Dataset entries
::::

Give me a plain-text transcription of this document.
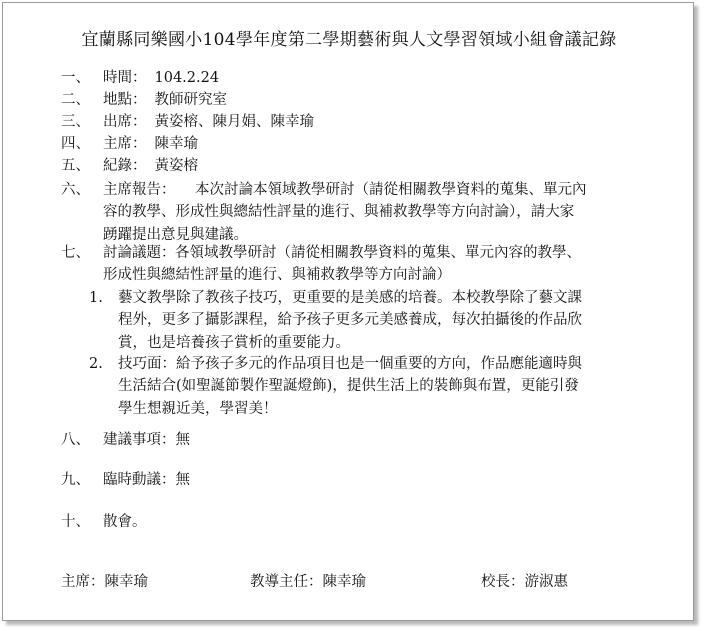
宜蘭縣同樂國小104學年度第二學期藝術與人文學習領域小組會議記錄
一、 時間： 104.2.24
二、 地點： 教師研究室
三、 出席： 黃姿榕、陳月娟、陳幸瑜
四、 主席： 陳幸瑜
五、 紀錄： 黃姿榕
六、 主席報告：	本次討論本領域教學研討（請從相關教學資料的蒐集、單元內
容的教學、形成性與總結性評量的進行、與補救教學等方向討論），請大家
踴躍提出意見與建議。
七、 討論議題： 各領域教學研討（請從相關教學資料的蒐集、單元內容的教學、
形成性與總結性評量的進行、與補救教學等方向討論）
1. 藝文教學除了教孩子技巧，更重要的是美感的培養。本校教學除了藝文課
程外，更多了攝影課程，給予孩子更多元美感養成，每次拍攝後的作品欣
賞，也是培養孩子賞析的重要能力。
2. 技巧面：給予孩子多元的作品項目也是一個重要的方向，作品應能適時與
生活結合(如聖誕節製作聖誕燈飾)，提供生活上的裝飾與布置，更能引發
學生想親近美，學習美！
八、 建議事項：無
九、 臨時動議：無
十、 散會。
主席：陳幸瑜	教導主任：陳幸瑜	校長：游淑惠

::::

[Work to complete] Copy every record character for character. Skip the pictures.

[Answer to this problem]
Give me a plain-text transcription of this document.
宜蘭縣同樂國小104學年度第二學期藝術與人文學習領域小組會議記錄
一、 時間： 104.2.24
二、 地點： 教師研究室
三、 出席： 黃姿榕、陳月娟、陳幸瑜
四、 主席： 陳幸瑜
五、 紀錄： 黃姿榕
六、 主席報告：	本次討論本領域教學研討（請從相關教學資料的蒐集、單元內
容的教學、形成性與總結性評量的進行、與補救教學等方向討論），請大家
踴躍提出意見與建議。
七、 討論議題： 各領域教學研討（請從相關教學資料的蒐集、單元內容的教學、
形成性與總結性評量的進行、與補救教學等方向討論）
1. 藝文教學除了教孩子技巧，更重要的是美感的培養。本校教學除了藝文課
程外，更多了攝影課程，給予孩子更多元美感養成，每次拍攝後的作品欣
賞，也是培養孩子賞析的重要能力。
2. 技巧面：給予孩子多元的作品項目也是一個重要的方向，作品應能適時與
生活結合(如聖誕節製作聖誕燈飾)，提供生活上的裝飾與布置，更能引發
學生想親近美，學習美！
八、 建議事項：無
九、 臨時動議：無
十、 散會。
主席：陳幸瑜	教導主任：陳幸瑜	校長：游淑惠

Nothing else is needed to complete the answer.